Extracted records
====================

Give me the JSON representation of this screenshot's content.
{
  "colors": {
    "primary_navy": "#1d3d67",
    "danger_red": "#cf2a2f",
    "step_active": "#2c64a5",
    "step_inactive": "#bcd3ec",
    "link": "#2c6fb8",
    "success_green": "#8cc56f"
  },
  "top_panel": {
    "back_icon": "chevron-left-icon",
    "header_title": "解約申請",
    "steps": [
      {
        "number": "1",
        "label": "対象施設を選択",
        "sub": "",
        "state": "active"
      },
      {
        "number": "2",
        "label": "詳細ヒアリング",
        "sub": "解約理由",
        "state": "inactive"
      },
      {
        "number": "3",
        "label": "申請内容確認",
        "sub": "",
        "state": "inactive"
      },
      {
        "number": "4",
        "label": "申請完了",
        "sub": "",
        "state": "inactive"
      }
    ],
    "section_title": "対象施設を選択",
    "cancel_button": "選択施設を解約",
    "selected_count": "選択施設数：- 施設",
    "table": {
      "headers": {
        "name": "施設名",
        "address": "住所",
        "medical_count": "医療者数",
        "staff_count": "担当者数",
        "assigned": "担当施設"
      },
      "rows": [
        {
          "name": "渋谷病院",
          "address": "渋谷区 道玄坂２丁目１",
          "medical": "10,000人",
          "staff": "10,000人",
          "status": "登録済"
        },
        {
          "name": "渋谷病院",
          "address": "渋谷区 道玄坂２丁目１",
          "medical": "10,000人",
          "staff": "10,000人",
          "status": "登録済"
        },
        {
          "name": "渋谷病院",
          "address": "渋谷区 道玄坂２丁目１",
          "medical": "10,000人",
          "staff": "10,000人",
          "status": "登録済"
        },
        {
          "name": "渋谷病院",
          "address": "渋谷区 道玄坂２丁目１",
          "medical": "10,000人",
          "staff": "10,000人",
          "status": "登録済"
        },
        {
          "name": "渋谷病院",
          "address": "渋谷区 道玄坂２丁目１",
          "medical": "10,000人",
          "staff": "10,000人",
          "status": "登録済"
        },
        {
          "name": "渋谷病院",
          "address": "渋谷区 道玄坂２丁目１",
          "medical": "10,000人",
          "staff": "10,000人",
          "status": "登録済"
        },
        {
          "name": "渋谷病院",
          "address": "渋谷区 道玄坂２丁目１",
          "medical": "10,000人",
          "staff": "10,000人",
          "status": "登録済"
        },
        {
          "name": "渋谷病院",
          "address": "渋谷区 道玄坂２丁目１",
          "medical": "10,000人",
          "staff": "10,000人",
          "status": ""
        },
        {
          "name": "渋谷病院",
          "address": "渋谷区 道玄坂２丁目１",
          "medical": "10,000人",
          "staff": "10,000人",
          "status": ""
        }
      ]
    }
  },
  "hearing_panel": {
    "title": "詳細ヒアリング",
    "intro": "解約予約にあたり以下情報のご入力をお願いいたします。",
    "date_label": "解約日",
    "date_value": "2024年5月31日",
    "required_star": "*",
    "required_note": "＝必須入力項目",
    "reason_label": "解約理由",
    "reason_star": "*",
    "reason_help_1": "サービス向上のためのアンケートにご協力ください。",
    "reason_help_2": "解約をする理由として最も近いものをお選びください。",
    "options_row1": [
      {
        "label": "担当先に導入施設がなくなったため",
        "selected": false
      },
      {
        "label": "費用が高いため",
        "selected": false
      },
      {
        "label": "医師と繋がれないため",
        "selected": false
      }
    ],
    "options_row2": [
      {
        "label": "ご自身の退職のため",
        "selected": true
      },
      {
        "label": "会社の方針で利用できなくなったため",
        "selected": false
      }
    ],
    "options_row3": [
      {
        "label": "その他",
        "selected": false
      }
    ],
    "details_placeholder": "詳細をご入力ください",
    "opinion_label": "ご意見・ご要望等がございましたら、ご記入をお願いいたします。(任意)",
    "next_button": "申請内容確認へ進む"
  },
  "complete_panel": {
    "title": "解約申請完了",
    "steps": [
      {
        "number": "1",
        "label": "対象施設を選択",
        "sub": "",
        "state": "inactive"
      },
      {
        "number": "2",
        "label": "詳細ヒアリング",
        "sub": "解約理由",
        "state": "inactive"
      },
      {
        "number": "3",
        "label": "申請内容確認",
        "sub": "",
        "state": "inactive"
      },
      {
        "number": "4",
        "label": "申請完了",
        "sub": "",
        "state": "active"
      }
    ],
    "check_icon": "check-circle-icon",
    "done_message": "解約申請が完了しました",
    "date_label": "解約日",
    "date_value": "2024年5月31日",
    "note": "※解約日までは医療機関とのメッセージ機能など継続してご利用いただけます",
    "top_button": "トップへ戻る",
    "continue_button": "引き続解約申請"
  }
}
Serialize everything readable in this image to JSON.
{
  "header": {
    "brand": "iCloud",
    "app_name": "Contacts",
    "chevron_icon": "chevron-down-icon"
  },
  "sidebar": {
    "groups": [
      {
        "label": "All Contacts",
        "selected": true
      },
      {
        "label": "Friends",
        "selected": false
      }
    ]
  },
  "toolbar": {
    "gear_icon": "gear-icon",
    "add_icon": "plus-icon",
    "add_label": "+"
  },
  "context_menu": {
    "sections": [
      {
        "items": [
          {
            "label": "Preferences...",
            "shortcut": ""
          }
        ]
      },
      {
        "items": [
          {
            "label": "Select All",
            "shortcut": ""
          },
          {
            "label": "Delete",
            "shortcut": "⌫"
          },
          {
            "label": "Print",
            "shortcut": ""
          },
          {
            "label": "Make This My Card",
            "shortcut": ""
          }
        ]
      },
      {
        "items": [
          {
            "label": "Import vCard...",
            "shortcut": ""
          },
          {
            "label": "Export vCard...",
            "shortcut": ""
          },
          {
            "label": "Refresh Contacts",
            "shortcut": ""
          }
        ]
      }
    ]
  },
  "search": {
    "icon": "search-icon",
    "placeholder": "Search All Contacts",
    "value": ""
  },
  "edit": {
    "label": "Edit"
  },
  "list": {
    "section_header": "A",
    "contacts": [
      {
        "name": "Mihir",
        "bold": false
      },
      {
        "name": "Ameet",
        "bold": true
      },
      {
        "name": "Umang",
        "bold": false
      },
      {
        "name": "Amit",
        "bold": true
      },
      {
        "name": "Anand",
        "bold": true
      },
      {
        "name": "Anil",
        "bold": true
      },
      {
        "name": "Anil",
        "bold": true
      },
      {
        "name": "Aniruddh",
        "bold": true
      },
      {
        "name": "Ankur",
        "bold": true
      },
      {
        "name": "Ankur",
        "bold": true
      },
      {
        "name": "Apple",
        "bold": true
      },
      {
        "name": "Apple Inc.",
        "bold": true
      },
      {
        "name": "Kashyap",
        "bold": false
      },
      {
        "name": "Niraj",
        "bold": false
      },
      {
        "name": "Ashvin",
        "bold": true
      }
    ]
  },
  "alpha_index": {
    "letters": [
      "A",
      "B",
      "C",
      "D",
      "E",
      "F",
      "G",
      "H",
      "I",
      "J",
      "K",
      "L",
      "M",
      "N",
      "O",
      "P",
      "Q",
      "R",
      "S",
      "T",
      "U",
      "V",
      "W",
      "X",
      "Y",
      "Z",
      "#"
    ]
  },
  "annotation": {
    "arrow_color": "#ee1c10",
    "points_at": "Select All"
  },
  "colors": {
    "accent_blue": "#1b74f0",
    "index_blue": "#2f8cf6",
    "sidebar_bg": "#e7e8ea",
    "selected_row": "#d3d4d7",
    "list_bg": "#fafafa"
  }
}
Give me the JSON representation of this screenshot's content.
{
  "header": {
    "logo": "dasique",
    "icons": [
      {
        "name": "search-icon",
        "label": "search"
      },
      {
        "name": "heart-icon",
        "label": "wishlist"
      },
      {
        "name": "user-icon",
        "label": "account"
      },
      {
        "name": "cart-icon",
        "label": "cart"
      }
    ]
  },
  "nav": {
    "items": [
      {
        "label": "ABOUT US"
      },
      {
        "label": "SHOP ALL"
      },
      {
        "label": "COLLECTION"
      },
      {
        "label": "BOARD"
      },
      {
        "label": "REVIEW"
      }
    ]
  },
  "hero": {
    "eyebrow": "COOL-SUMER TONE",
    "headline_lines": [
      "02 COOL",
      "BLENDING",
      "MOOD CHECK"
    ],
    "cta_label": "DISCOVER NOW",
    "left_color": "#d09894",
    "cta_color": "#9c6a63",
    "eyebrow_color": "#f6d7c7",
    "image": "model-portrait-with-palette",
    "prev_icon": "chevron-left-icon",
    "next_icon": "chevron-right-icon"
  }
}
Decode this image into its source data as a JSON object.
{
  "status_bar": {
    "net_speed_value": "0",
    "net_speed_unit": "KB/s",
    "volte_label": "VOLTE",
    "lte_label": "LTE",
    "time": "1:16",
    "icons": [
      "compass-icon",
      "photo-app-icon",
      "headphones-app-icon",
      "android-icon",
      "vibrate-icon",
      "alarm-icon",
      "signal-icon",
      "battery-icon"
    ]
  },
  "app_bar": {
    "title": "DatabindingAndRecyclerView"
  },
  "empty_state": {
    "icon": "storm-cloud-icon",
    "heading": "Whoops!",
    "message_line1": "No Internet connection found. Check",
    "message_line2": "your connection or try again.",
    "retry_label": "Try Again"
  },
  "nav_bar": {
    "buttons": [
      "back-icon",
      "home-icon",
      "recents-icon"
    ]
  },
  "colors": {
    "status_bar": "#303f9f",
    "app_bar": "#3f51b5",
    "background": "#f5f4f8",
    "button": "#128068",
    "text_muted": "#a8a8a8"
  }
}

====================

# What the task requires
Copy, character for character, the lines from the line that holds "Decode this image" through the final line of the records above.

# Answer to this task
Decode this image into its source data as a JSON object.
{
  "status_bar": {
    "net_speed_value": "0",
    "net_speed_unit": "KB/s",
    "volte_label": "VOLTE",
    "lte_label": "LTE",
    "time": "1:16",
    "icons": [
      "compass-icon",
      "photo-app-icon",
      "headphones-app-icon",
      "android-icon",
      "vibrate-icon",
      "alarm-icon",
      "signal-icon",
      "battery-icon"
    ]
  },
  "app_bar": {
    "title": "DatabindingAndRecyclerView"
  },
  "empty_state": {
    "icon": "storm-cloud-icon",
    "heading": "Whoops!",
    "message_line1": "No Internet connection found. Check",
    "message_line2": "your connection or try again.",
    "retry_label": "Try Again"
  },
  "nav_bar": {
    "buttons": [
      "back-icon",
      "home-icon",
      "recents-icon"
    ]
  },
  "colors": {
    "status_bar": "#303f9f",
    "app_bar": "#3f51b5",
    "background": "#f5f4f8",
    "button": "#128068",
    "text_muted": "#a8a8a8"
  }
}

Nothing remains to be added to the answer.